[Items from a dataset]
------------------------------

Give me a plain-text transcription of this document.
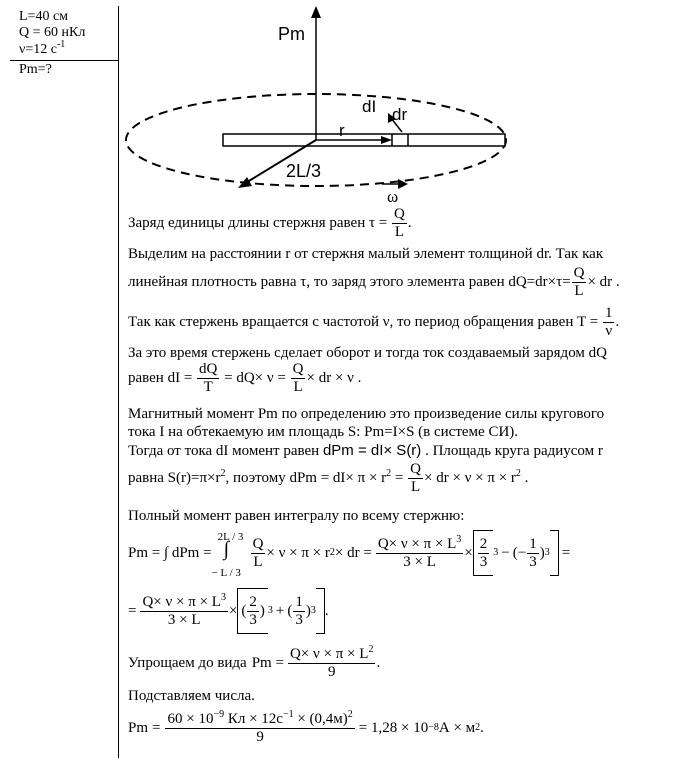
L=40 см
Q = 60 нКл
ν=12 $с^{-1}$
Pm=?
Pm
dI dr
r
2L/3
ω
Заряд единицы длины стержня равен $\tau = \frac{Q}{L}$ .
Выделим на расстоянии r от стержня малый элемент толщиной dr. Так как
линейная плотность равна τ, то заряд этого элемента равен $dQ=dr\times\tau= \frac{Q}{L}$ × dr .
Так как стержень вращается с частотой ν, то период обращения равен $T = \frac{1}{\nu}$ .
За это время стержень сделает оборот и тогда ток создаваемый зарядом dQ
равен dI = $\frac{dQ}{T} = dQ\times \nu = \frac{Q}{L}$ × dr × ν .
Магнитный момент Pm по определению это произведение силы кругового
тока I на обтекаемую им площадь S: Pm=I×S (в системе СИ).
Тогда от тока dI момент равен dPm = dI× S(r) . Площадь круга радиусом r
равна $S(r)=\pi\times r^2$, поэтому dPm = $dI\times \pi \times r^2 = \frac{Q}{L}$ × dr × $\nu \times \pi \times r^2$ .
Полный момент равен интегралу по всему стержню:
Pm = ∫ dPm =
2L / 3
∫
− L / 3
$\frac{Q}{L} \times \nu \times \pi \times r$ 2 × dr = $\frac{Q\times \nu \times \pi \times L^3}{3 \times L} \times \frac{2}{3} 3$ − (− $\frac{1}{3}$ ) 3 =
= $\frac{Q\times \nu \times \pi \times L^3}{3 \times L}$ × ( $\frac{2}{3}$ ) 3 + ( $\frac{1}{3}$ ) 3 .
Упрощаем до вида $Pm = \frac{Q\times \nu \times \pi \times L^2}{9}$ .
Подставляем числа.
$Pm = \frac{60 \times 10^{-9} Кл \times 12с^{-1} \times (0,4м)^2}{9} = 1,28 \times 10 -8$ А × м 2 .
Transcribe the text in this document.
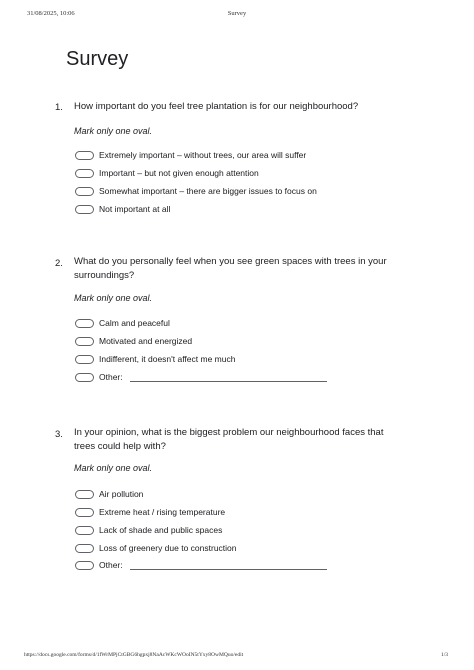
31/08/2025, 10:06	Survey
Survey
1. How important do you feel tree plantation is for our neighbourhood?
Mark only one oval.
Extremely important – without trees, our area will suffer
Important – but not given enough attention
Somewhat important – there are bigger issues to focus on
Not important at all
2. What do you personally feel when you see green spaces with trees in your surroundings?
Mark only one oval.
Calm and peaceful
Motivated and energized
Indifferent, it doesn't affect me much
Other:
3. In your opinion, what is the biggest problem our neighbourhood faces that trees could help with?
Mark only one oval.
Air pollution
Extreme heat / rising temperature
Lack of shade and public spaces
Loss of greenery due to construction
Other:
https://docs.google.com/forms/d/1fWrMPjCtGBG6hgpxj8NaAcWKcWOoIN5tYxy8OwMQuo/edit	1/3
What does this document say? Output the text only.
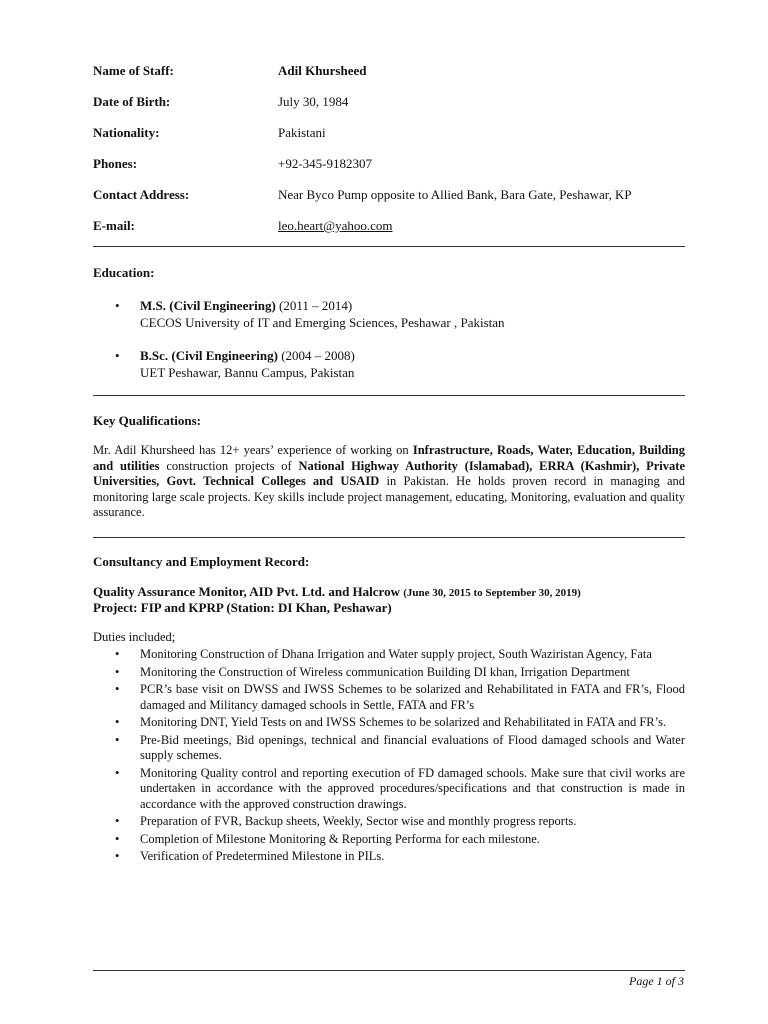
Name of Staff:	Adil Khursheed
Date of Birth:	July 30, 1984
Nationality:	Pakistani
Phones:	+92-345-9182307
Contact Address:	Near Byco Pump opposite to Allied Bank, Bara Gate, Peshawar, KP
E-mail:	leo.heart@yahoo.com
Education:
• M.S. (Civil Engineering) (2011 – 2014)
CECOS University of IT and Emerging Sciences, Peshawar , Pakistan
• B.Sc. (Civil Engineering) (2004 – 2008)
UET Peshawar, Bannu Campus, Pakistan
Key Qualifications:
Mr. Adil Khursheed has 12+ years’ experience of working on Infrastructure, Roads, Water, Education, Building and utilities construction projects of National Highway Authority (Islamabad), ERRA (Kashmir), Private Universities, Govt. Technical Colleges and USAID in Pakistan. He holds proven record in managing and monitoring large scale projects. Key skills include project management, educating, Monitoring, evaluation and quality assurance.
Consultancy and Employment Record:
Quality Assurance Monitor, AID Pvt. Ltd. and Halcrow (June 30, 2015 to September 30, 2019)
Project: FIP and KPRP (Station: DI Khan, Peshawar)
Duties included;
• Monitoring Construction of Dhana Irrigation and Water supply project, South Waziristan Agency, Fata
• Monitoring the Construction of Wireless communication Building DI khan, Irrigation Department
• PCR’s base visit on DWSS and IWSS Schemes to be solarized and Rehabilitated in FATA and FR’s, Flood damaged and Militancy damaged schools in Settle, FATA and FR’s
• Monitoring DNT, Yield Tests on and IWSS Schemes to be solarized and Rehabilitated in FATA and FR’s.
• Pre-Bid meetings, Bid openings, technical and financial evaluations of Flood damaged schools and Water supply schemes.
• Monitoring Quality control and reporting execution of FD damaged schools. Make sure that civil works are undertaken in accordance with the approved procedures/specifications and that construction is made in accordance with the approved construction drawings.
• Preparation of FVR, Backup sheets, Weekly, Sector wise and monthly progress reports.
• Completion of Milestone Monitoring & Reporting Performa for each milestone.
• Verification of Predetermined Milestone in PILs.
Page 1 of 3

------------------------------

Objective: Every line is to be duplicated exactly, though pictures stay out.

Exercise response:
Give me a plain-text transcription of this document.
L=40 см
Q = 60 нКл
ν=12 $с^{-1}$
Pm=?
Pm
dI dr
r
2L/3
ω
Заряд единицы длины стержня равен $\tau = \frac{Q}{L}$ .
Выделим на расстоянии r от стержня малый элемент толщиной dr. Так как
линейная плотность равна τ, то заряд этого элемента равен $dQ=dr\times\tau= \frac{Q}{L}$ × dr .
Так как стержень вращается с частотой ν, то период обращения равен $T = \frac{1}{\nu}$ .
За это время стержень сделает оборот и тогда ток создаваемый зарядом dQ
равен dI = $\frac{dQ}{T} = dQ\times \nu = \frac{Q}{L}$ × dr × ν .
Магнитный момент Pm по определению это произведение силы кругового
тока I на обтекаемую им площадь S: Pm=I×S (в системе СИ).
Тогда от тока dI момент равен dPm = dI× S(r) . Площадь круга радиусом r
равна $S(r)=\pi\times r^2$, поэтому dPm = $dI\times \pi \times r^2 = \frac{Q}{L}$ × dr × $\nu \times \pi \times r^2$ .
Полный момент равен интегралу по всему стержню:
Pm = ∫ dPm =
2L / 3
∫
− L / 3
$\frac{Q}{L} \times \nu \times \pi \times r$ 2 × dr = $\frac{Q\times \nu \times \pi \times L^3}{3 \times L} \times \frac{2}{3} 3$ − (− $\frac{1}{3}$ ) 3 =
= $\frac{Q\times \nu \times \pi \times L^3}{3 \times L}$ × ( $\frac{2}{3}$ ) 3 + ( $\frac{1}{3}$ ) 3 .
Упрощаем до вида $Pm = \frac{Q\times \nu \times \pi \times L^2}{9}$ .
Подставляем числа.
$Pm = \frac{60 \times 10^{-9} Кл \times 12с^{-1} \times (0,4м)^2}{9} = 1,28 \times 10 -8$ А × м 2 .
Transcribe the text in this document.
31/08/2025, 10:06	Survey
Survey
1. How important do you feel tree plantation is for our neighbourhood?
Mark only one oval.
Extremely important – without trees, our area will suffer
Important – but not given enough attention
Somewhat important – there are bigger issues to focus on
Not important at all
2. What do you personally feel when you see green spaces with trees in your surroundings?
Mark only one oval.
Calm and peaceful
Motivated and energized
Indifferent, it doesn't affect me much
Other:
3. In your opinion, what is the biggest problem our neighbourhood faces that trees could help with?
Mark only one oval.
Air pollution
Extreme heat / rising temperature
Lack of shade and public spaces
Loss of greenery due to construction
Other:
https://docs.google.com/forms/d/1fWrMPjCtGBG6hgpxj8NaAcWKcWOoIN5tYxy8OwMQuo/edit	1/3
What does this document say? Output the text only.
Name of Staff:	Adil Khursheed
Date of Birth:	July 30, 1984
Nationality:	Pakistani
Phones:	+92-345-9182307
Contact Address:	Near Byco Pump opposite to Allied Bank, Bara Gate, Peshawar, KP
E-mail:	leo.heart@yahoo.com
Education:
• M.S. (Civil Engineering) (2011 – 2014)
CECOS University of IT and Emerging Sciences, Peshawar , Pakistan
• B.Sc. (Civil Engineering) (2004 – 2008)
UET Peshawar, Bannu Campus, Pakistan
Key Qualifications:
Mr. Adil Khursheed has 12+ years’ experience of working on Infrastructure, Roads, Water, Education, Building and utilities construction projects of National Highway Authority (Islamabad), ERRA (Kashmir), Private Universities, Govt. Technical Colleges and USAID in Pakistan. He holds proven record in managing and monitoring large scale projects. Key skills include project management, educating, Monitoring, evaluation and quality assurance.
Consultancy and Employment Record:
Quality Assurance Monitor, AID Pvt. Ltd. and Halcrow (June 30, 2015 to September 30, 2019)
Project: FIP and KPRP (Station: DI Khan, Peshawar)
Duties included;
• Monitoring Construction of Dhana Irrigation and Water supply project, South Waziristan Agency, Fata
• Monitoring the Construction of Wireless communication Building DI khan, Irrigation Department
• PCR’s base visit on DWSS and IWSS Schemes to be solarized and Rehabilitated in FATA and FR’s, Flood damaged and Militancy damaged schools in Settle, FATA and FR’s
• Monitoring DNT, Yield Tests on and IWSS Schemes to be solarized and Rehabilitated in FATA and FR’s.
• Pre-Bid meetings, Bid openings, technical and financial evaluations of Flood damaged schools and Water supply schemes.
• Monitoring Quality control and reporting execution of FD damaged schools. Make sure that civil works are undertaken in accordance with the approved procedures/specifications and that construction is made in accordance with the approved construction drawings.
• Preparation of FVR, Backup sheets, Weekly, Sector wise and monthly progress reports.
• Completion of Milestone Monitoring & Reporting Performa for each milestone.
• Verification of Predetermined Milestone in PILs.
Page 1 of 3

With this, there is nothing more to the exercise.